**** Supplied records ****

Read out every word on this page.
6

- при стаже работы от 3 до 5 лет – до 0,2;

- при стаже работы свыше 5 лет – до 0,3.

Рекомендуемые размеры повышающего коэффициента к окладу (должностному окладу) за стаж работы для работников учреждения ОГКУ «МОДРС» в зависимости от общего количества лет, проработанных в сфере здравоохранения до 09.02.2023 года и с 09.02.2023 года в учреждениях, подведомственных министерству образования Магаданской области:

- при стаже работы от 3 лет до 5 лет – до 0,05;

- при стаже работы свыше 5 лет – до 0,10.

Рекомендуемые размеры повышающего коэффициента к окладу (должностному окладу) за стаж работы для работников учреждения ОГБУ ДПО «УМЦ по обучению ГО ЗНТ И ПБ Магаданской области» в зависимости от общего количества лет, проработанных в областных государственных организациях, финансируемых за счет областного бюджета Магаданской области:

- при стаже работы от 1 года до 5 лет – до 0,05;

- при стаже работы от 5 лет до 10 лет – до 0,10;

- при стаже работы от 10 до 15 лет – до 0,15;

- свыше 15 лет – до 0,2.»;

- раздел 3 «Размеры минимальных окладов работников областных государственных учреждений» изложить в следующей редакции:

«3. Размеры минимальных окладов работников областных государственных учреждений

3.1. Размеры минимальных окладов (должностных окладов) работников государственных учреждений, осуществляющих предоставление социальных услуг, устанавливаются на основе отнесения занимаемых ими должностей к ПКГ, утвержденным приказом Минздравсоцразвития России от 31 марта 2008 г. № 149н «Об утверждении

****
**** Supplied records ****

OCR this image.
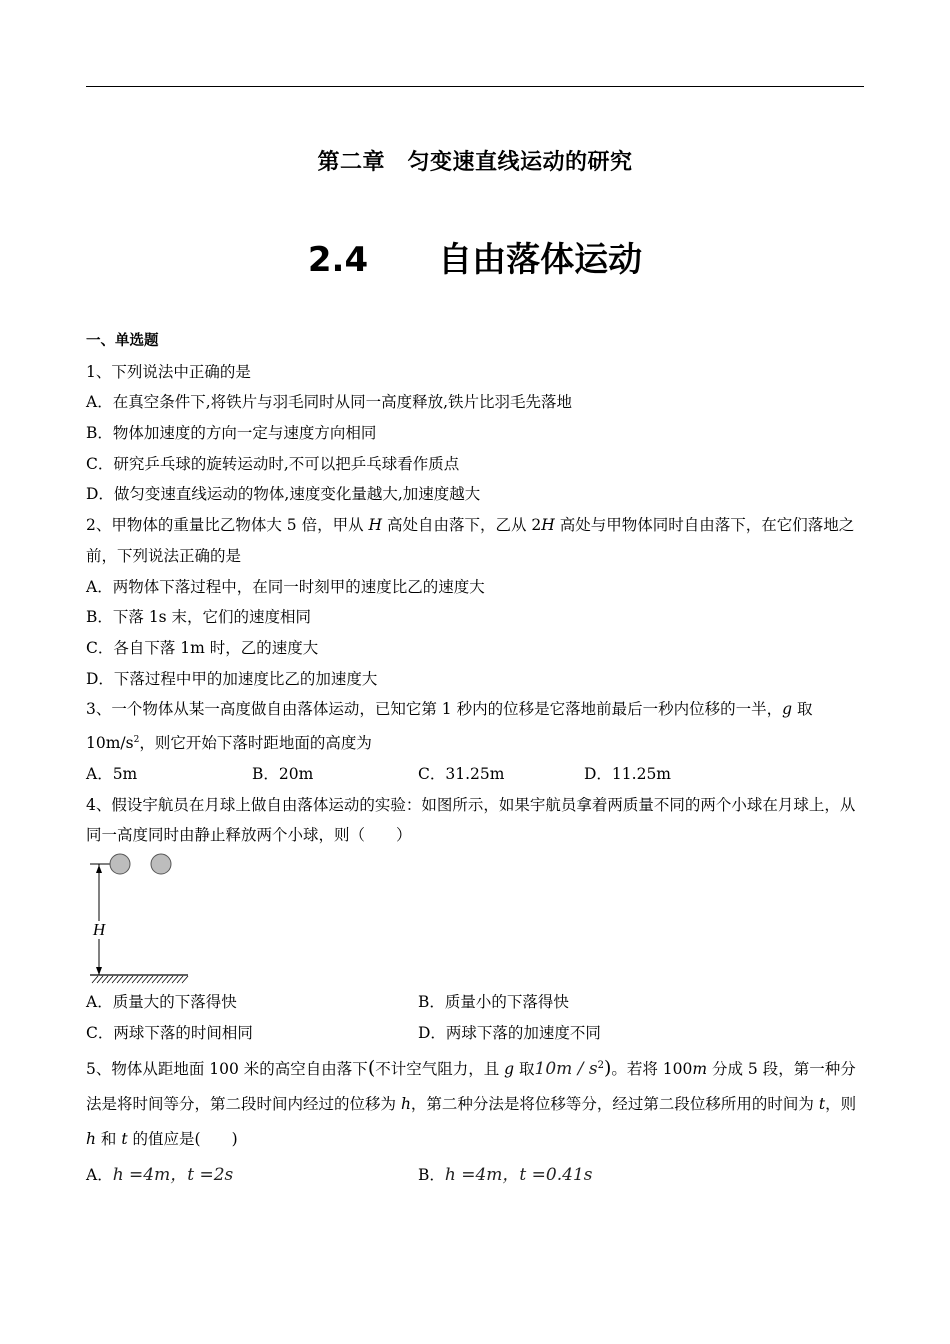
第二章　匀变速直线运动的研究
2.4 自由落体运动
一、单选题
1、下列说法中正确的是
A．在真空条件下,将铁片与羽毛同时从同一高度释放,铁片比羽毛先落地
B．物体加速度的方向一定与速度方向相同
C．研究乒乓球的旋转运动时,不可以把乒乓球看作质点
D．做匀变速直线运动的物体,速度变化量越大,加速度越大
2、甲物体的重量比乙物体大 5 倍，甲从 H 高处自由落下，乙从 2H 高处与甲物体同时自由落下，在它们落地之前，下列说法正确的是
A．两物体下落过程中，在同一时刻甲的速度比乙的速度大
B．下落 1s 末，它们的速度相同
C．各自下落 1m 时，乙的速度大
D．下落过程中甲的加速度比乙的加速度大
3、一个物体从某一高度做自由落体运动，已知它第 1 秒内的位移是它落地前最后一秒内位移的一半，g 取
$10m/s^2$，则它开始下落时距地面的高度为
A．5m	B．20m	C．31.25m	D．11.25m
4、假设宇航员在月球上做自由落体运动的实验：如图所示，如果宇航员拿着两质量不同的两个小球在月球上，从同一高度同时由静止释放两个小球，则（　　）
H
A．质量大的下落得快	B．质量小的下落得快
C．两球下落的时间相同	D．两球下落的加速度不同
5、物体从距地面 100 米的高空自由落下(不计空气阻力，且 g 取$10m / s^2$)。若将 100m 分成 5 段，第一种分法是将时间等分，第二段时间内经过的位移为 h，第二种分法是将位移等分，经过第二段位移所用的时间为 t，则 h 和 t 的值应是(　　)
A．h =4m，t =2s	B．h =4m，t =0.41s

****

> **Given instruction**
List the lines of the entries that include "минимальных".

> **Reply to the exercise**
- раздел 3 «Размеры минимальных окладов работников областных государственных учреждений» изложить в следующей редакции:
«3. Размеры минимальных окладов работников областных государственных учреждений
3.1. Размеры минимальных окладов (должностных окладов) работников государственных учреждений, осуществляющих предоставление социальных услуг, устанавливаются на основе отнесения занимаемых ими должностей к ПКГ, утвержденным приказом Минздравсоцразвития России от 31 марта 2008 г. № 149н «Об утверждении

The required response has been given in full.